__Job__:
Without the images, print all the entries below exactly as given.
************
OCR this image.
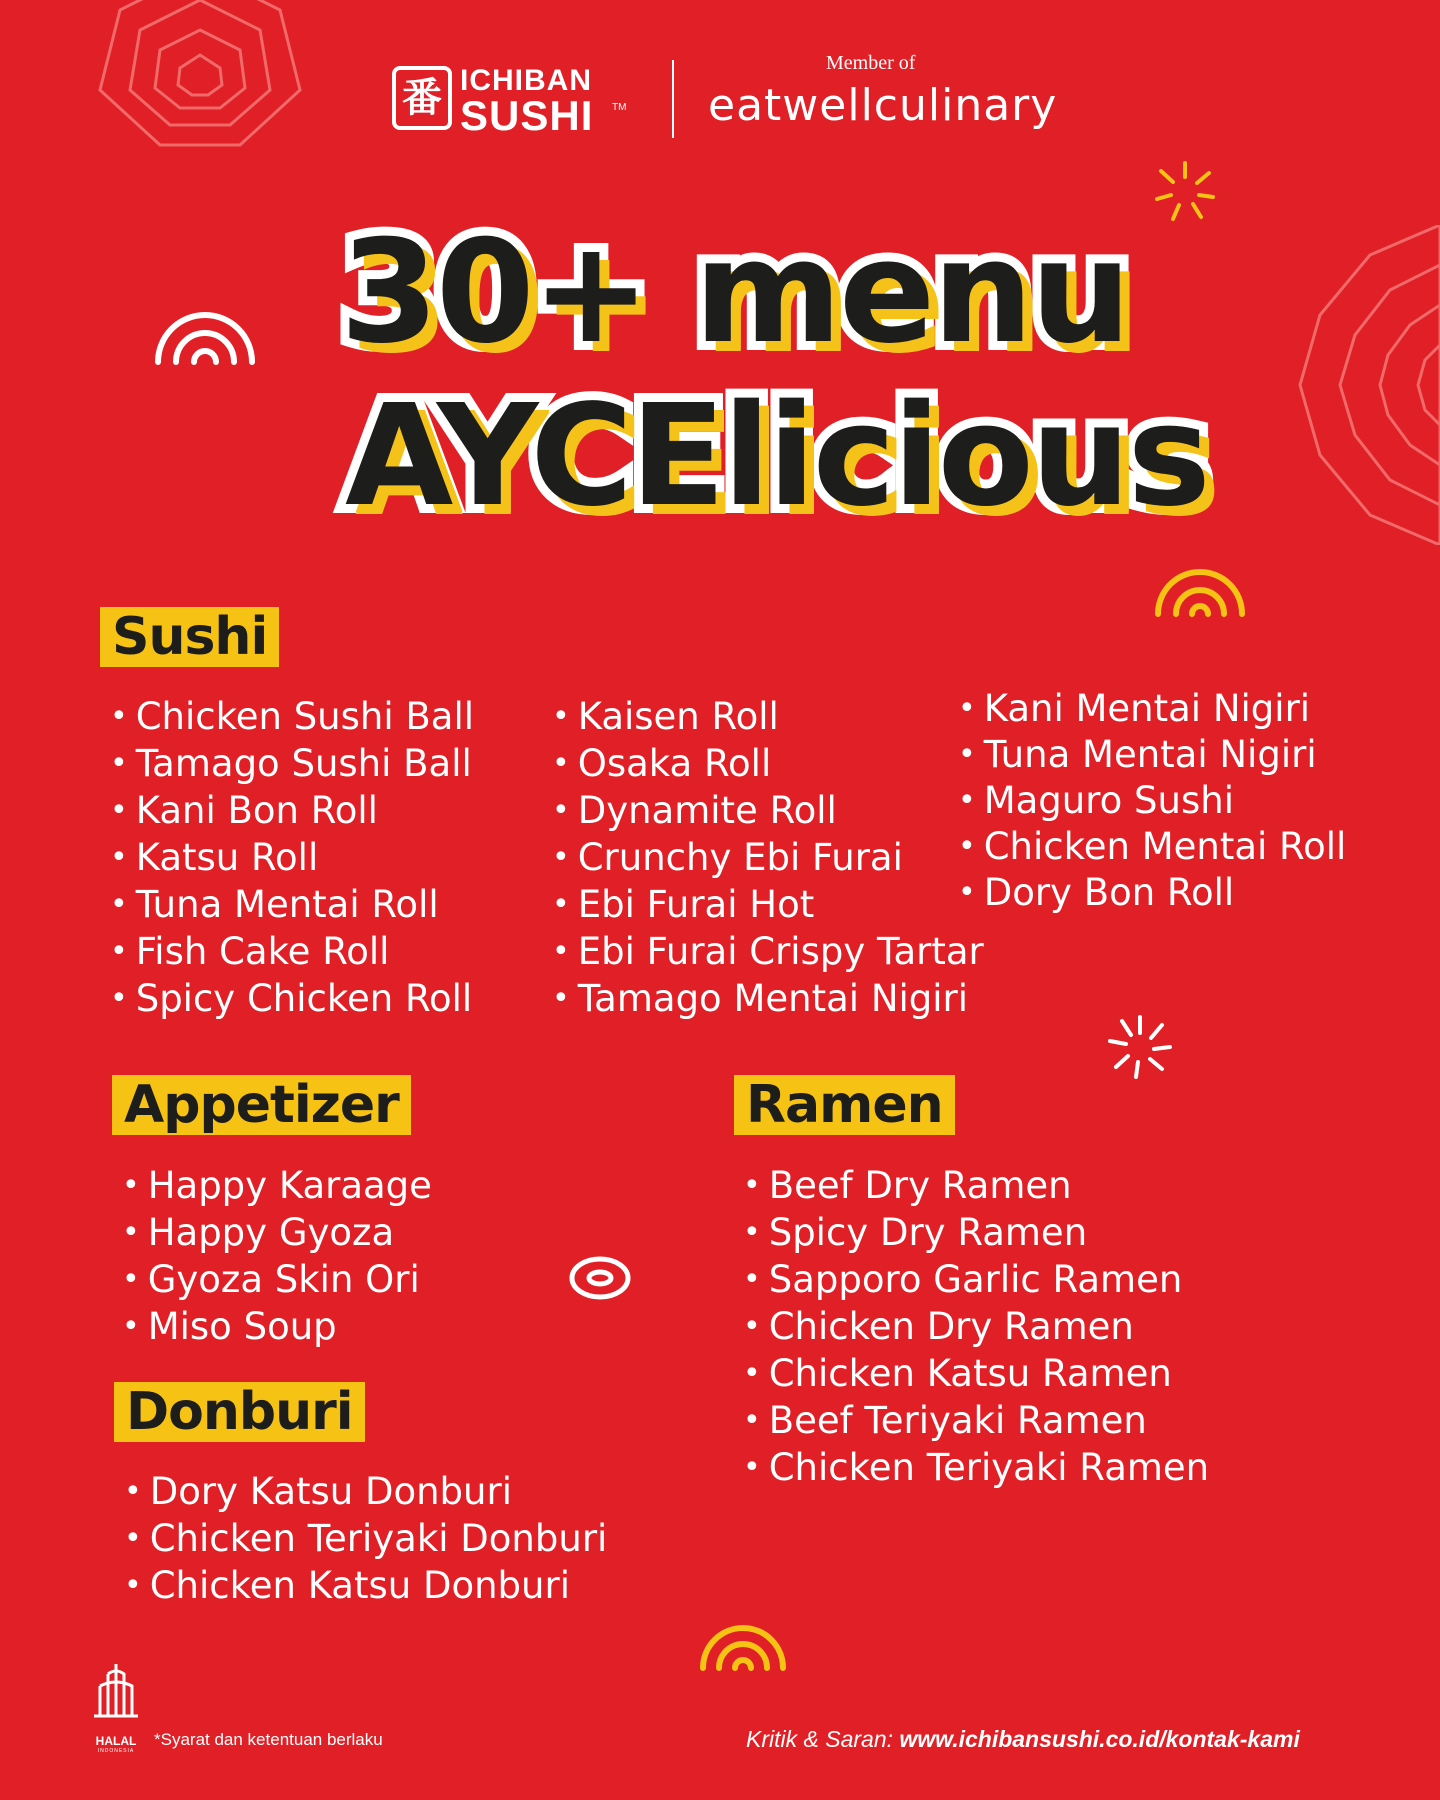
番 ICHIBAN
SUSHI TM
Member of
eatwellculinary
30+ menu
AYCElicious
Sushi
• Chicken Sushi Ball
• Tamago Sushi Ball
• Kani Bon Roll
• Katsu Roll
• Tuna Mentai Roll
• Fish Cake Roll
• Spicy Chicken Roll
• Kaisen Roll
• Osaka Roll
• Dynamite Roll
• Crunchy Ebi Furai
• Ebi Furai Hot
• Ebi Furai Crispy Tartar
• Tamago Mentai Nigiri
• Kani Mentai Nigiri
• Tuna Mentai Nigiri
• Maguro Sushi
• Chicken Mentai Roll
• Dory Bon Roll
Appetizer
• Happy Karaage
• Happy Gyoza
• Gyoza Skin Ori
• Miso Soup
Ramen
• Beef Dry Ramen
• Spicy Dry Ramen
• Sapporo Garlic Ramen
• Chicken Dry Ramen
• Chicken Katsu Ramen
• Beef Teriyaki Ramen
• Chicken Teriyaki Ramen
Donburi
• Dory Katsu Donburi
• Chicken Teriyaki Donburi
• Chicken Katsu Donburi
HALAL
INDONESIA
*Syarat dan ketentuan berlaku	Kritik & Saran: www.ichibansushi.co.id/kontak-kami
************
__Final result__:
OCR this image.
番 ICHIBAN
SUSHI TM
Member of
eatwellculinary
30+ menu
AYCElicious
Sushi
• Chicken Sushi Ball
• Tamago Sushi Ball
• Kani Bon Roll
• Katsu Roll
• Tuna Mentai Roll
• Fish Cake Roll
• Spicy Chicken Roll
• Kaisen Roll
• Osaka Roll
• Dynamite Roll
• Crunchy Ebi Furai
• Ebi Furai Hot
• Ebi Furai Crispy Tartar
• Tamago Mentai Nigiri
• Kani Mentai Nigiri
• Tuna Mentai Nigiri
• Maguro Sushi
• Chicken Mentai Roll
• Dory Bon Roll
Appetizer
• Happy Karaage
• Happy Gyoza
• Gyoza Skin Ori
• Miso Soup
Ramen
• Beef Dry Ramen
• Spicy Dry Ramen
• Sapporo Garlic Ramen
• Chicken Dry Ramen
• Chicken Katsu Ramen
• Beef Teriyaki Ramen
• Chicken Teriyaki Ramen
Donburi
• Dory Katsu Donburi
• Chicken Teriyaki Donburi
• Chicken Katsu Donburi
HALAL
INDONESIA
*Syarat dan ketentuan berlaku	Kritik & Saran: www.ichibansushi.co.id/kontak-kami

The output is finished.